— START —
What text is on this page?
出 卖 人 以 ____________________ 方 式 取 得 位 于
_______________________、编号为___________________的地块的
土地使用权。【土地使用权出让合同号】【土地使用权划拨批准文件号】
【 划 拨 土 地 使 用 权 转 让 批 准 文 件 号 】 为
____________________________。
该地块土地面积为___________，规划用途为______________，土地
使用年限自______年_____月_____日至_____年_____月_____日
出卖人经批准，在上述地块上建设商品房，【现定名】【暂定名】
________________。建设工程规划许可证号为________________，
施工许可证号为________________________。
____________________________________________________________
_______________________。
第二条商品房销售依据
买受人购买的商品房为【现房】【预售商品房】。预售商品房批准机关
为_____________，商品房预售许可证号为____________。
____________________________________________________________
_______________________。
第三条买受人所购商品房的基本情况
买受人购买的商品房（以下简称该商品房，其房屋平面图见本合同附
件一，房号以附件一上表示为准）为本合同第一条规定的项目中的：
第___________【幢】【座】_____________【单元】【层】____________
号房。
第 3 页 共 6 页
— END —
All of the entries above should be written out again exactly.

__Task answer__:
What text is on this page?
出 卖 人 以 ____________________ 方 式 取 得 位 于
_______________________、编号为___________________的地块的
土地使用权。【土地使用权出让合同号】【土地使用权划拨批准文件号】
【 划 拨 土 地 使 用 权 转 让 批 准 文 件 号 】 为
____________________________。
该地块土地面积为___________，规划用途为______________，土地
使用年限自______年_____月_____日至_____年_____月_____日
出卖人经批准，在上述地块上建设商品房，【现定名】【暂定名】
________________。建设工程规划许可证号为________________，
施工许可证号为________________________。
____________________________________________________________
_______________________。
第二条商品房销售依据
买受人购买的商品房为【现房】【预售商品房】。预售商品房批准机关
为_____________，商品房预售许可证号为____________。
____________________________________________________________
_______________________。
第三条买受人所购商品房的基本情况
买受人购买的商品房（以下简称该商品房，其房屋平面图见本合同附
件一，房号以附件一上表示为准）为本合同第一条规定的项目中的：
第___________【幢】【座】_____________【单元】【层】____________
号房。
第 3 页 共 6 页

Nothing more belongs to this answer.